Give back the records below exactly, every one, with no pictures.
Begin Entries provided
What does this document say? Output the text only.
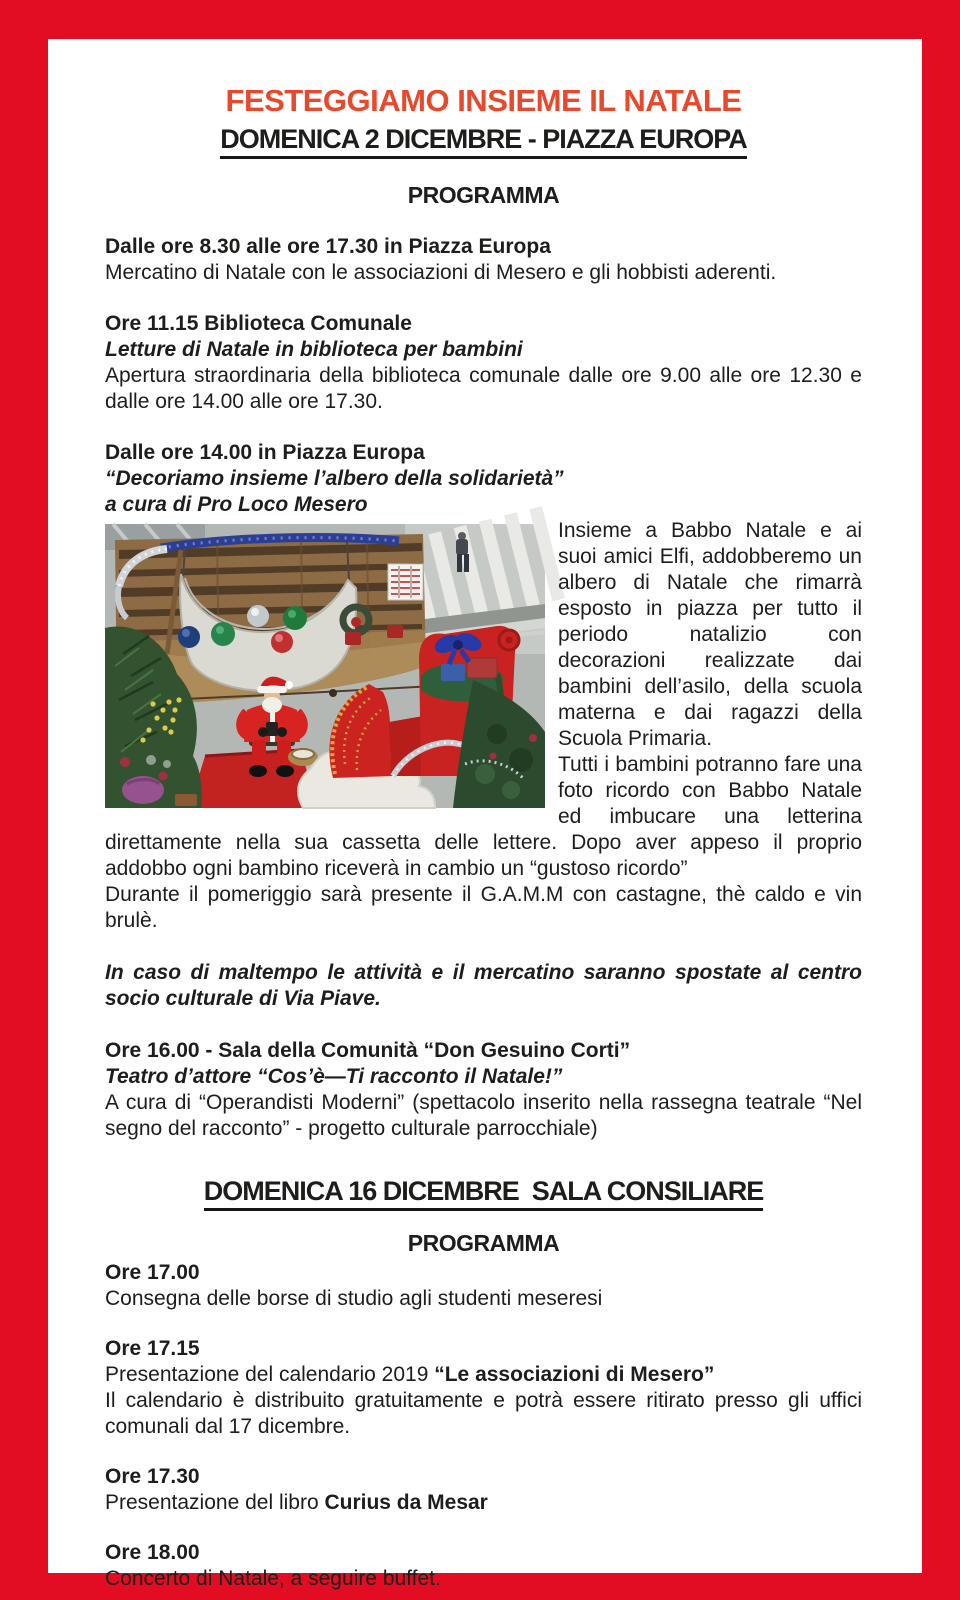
FESTEGGIAMO INSIEME IL NATALE
DOMENICA 2 DICEMBRE - PIAZZA EUROPA
PROGRAMMA

Dalle ore 8.30 alle ore 17.30 in Piazza Europa

Mercatino di Natale con le associazioni di Mesero e gli hobbisti aderenti.

Ore 11.15 Biblioteca Comunale

Letture di Natale in biblioteca per bambini

Apertura straordinaria della biblioteca comunale dalle ore 9.00 alle ore 12.30 e dalle ore 14.00 alle ore 17.30.

Dalle ore 14.00 in Piazza Europa

“Decoriamo insieme l’albero della solidarietà”

a cura di Pro Loco Mesero

Insieme a Babbo Natale e ai suoi amici Elfi, addobberemo un albero di Natale che rimarrà esposto in piazza per tutto il periodo natalizio con decorazioni realizzate dai bambini dell’asilo, della scuola materna e dai ragazzi della Scuola Primaria.

Tutti i bambini potranno fare una foto ricordo con Babbo Natale ed imbucare una letterina direttamente nella sua cassetta delle lettere. Dopo aver appeso il proprio addobbo ogni bambino riceverà in cambio un “gustoso ricordo”

Durante il pomeriggio sarà presente il G.A.M.M con castagne, thè caldo e vin brulè.

In caso di maltempo le attività e il mercatino saranno spostate al centro socio culturale di Via Piave.

Ore 16.00 - Sala della Comunità “Don Gesuino Corti”

Teatro d’attore “Cos’è—Ti racconto il Natale!”

A cura di “Operandisti Moderni” (spettacolo inserito nella rassegna teatrale “Nel segno del racconto” - progetto culturale parrocchiale)

DOMENICA 16 DICEMBRE  SALA CONSILIARE
PROGRAMMA

Ore 17.00

Consegna delle borse di studio agli studenti meseresi

Ore 17.15

Presentazione del calendario 2019 “Le associazioni di Mesero”

Il calendario è distribuito gratuitamente e potrà essere ritirato presso gli uffici comunali dal 17 dicembre.

Ore 17.30

Presentazione del libro Curius da Mesar

Ore 18.00

Concerto di Natale, a seguire buffet.
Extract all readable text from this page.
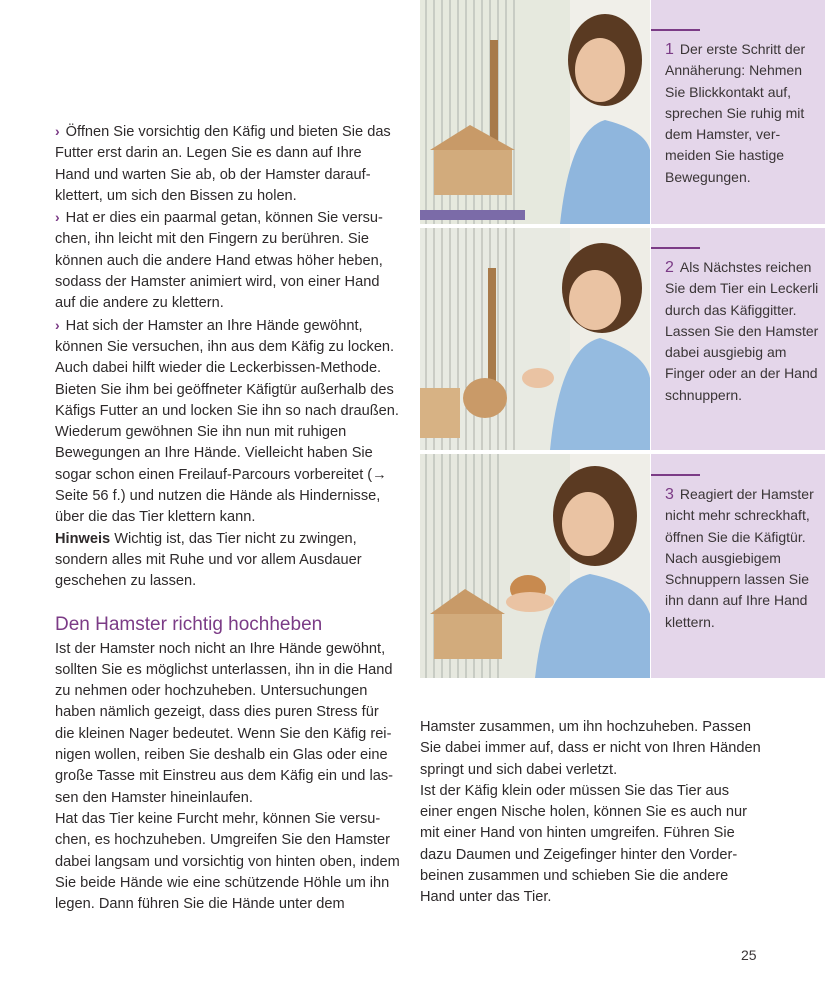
› Öffnen Sie vorsichtig den Käfig und bieten Sie das Futter erst darin an. Legen Sie es dann auf Ihre Hand und warten Sie ab, ob der Hamster daraufklettert, um sich den Bissen zu holen.

› Hat er dies ein paarmal getan, können Sie versuchen, ihn leicht mit den Fingern zu berühren. Sie können auch die andere Hand etwas höher heben, sodass der Hamster animiert wird, von einer Hand auf die andere zu klettern.

› Hat sich der Hamster an Ihre Hände gewöhnt, können Sie versuchen, ihn aus dem Käfig zu locken. Auch dabei hilft wieder die Leckerbissen-Methode. Bieten Sie ihm bei geöffneter Käfigtür außerhalb des Käfigs Futter an und locken Sie ihn so nach draußen. Wiederum gewöhnen Sie ihn nun mit ruhigen Bewegungen an Ihre Hände. Vielleicht haben Sie sogar schon einen Freilauf-Parcours vorbereitet (→ Seite 56 f.) und nutzen die Hände als Hindernisse, über die das Tier klettern kann.

Hinweis Wichtig ist, das Tier nicht zu zwingen, sondern alles mit Ruhe und vor allem Ausdauer geschehen zu lassen.

Den Hamster richtig hochheben

Ist der Hamster noch nicht an Ihre Hände gewöhnt, sollten Sie es möglichst unterlassen, ihn in die Hand zu nehmen oder hochzuheben. Untersuchungen haben nämlich gezeigt, dass dies puren Stress für die kleinen Nager bedeutet. Wenn Sie den Käfig reinigen wollen, reiben Sie deshalb ein Glas oder eine große Tasse mit Einstreu aus dem Käfig ein und lassen den Hamster hineinlaufen.

Hat das Tier keine Furcht mehr, können Sie versuchen, es hochzuheben. Umgreifen Sie den Hamster dabei langsam und vorsichtig von hinten oben, indem Sie beide Hände wie eine schützende Höhle um ihn legen. Dann führen Sie die Hände unter dem

1 Der erste Schritt der Annäherung: Nehmen Sie Blickkontakt auf, sprechen Sie ruhig mit dem Hamster, vermeiden Sie hastige Bewegungen.
2 Als Nächstes reichen Sie dem Tier ein Leckerli durch das Käfiggitter. Lassen Sie den Hamster dabei ausgiebig am Finger oder an der Hand schnuppern.
3 Reagiert der Hamster nicht mehr schreckhaft, öffnen Sie die Käfigtür. Nach ausgiebigem Schnuppern lassen Sie ihn dann auf Ihre Hand klettern.

Hamster zusammen, um ihn hochzuheben. Passen Sie dabei immer auf, dass er nicht von Ihren Händen springt und sich dabei verletzt.

Ist der Käfig klein oder müssen Sie das Tier aus einer engen Nische holen, können Sie es auch nur mit einer Hand von hinten umgreifen. Führen Sie dazu Daumen und Zeigefinger hinter den Vorderbeinen zusammen und schieben Sie die andere Hand unter das Tier.

25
End Entries provided
- **Response**
What does this document say? Output the text only.
FESTEGGIAMO INSIEME IL NATALE
DOMENICA 2 DICEMBRE - PIAZZA EUROPA
PROGRAMMA

Dalle ore 8.30 alle ore 17.30 in Piazza Europa

Mercatino di Natale con le associazioni di Mesero e gli hobbisti aderenti.

Ore 11.15 Biblioteca Comunale

Letture di Natale in biblioteca per bambini

Apertura straordinaria della biblioteca comunale dalle ore 9.00 alle ore 12.30 e dalle ore 14.00 alle ore 17.30.

Dalle ore 14.00 in Piazza Europa

“Decoriamo insieme l’albero della solidarietà”

a cura di Pro Loco Mesero

Insieme a Babbo Natale e ai suoi amici Elfi, addobberemo un albero di Natale che rimarrà esposto in piazza per tutto il periodo natalizio con decorazioni realizzate dai bambini dell’asilo, della scuola materna e dai ragazzi della Scuola Primaria.

Tutti i bambini potranno fare una foto ricordo con Babbo Natale ed imbucare una letterina direttamente nella sua cassetta delle lettere. Dopo aver appeso il proprio addobbo ogni bambino riceverà in cambio un “gustoso ricordo”

Durante il pomeriggio sarà presente il G.A.M.M con castagne, thè caldo e vin brulè.

In caso di maltempo le attività e il mercatino saranno spostate al centro socio culturale di Via Piave.

Ore 16.00 - Sala della Comunità “Don Gesuino Corti”

Teatro d’attore “Cos’è—Ti racconto il Natale!”

A cura di “Operandisti Moderni” (spettacolo inserito nella rassegna teatrale “Nel segno del racconto” - progetto culturale parrocchiale)

DOMENICA 16 DICEMBRE  SALA CONSILIARE
PROGRAMMA

Ore 17.00

Consegna delle borse di studio agli studenti meseresi

Ore 17.15

Presentazione del calendario 2019 “Le associazioni di Mesero”

Il calendario è distribuito gratuitamente e potrà essere ritirato presso gli uffici comunali dal 17 dicembre.

Ore 17.30

Presentazione del libro Curius da Mesar

Ore 18.00

Concerto di Natale, a seguire buffet.
Extract all readable text from this page.
› Öffnen Sie vorsichtig den Käfig und bieten Sie das Futter erst darin an. Legen Sie es dann auf Ihre Hand und warten Sie ab, ob der Hamster daraufklettert, um sich den Bissen zu holen.

› Hat er dies ein paarmal getan, können Sie versuchen, ihn leicht mit den Fingern zu berühren. Sie können auch die andere Hand etwas höher heben, sodass der Hamster animiert wird, von einer Hand auf die andere zu klettern.

› Hat sich der Hamster an Ihre Hände gewöhnt, können Sie versuchen, ihn aus dem Käfig zu locken. Auch dabei hilft wieder die Leckerbissen-Methode. Bieten Sie ihm bei geöffneter Käfigtür außerhalb des Käfigs Futter an und locken Sie ihn so nach draußen. Wiederum gewöhnen Sie ihn nun mit ruhigen Bewegungen an Ihre Hände. Vielleicht haben Sie sogar schon einen Freilauf-Parcours vorbereitet (→ Seite 56 f.) und nutzen die Hände als Hindernisse, über die das Tier klettern kann.

Hinweis Wichtig ist, das Tier nicht zu zwingen, sondern alles mit Ruhe und vor allem Ausdauer geschehen zu lassen.

Den Hamster richtig hochheben

Ist der Hamster noch nicht an Ihre Hände gewöhnt, sollten Sie es möglichst unterlassen, ihn in die Hand zu nehmen oder hochzuheben. Untersuchungen haben nämlich gezeigt, dass dies puren Stress für die kleinen Nager bedeutet. Wenn Sie den Käfig reinigen wollen, reiben Sie deshalb ein Glas oder eine große Tasse mit Einstreu aus dem Käfig ein und lassen den Hamster hineinlaufen.

Hat das Tier keine Furcht mehr, können Sie versuchen, es hochzuheben. Umgreifen Sie den Hamster dabei langsam und vorsichtig von hinten oben, indem Sie beide Hände wie eine schützende Höhle um ihn legen. Dann führen Sie die Hände unter dem

1 Der erste Schritt der Annäherung: Nehmen Sie Blickkontakt auf, sprechen Sie ruhig mit dem Hamster, vermeiden Sie hastige Bewegungen.
2 Als Nächstes reichen Sie dem Tier ein Leckerli durch das Käfiggitter. Lassen Sie den Hamster dabei ausgiebig am Finger oder an der Hand schnuppern.
3 Reagiert der Hamster nicht mehr schreckhaft, öffnen Sie die Käfigtür. Nach ausgiebigem Schnuppern lassen Sie ihn dann auf Ihre Hand klettern.

Hamster zusammen, um ihn hochzuheben. Passen Sie dabei immer auf, dass er nicht von Ihren Händen springt und sich dabei verletzt.

Ist der Käfig klein oder müssen Sie das Tier aus einer engen Nische holen, können Sie es auch nur mit einer Hand von hinten umgreifen. Führen Sie dazu Daumen und Zeigefinger hinter den Vorderbeinen zusammen und schieben Sie die andere Hand unter das Tier.

25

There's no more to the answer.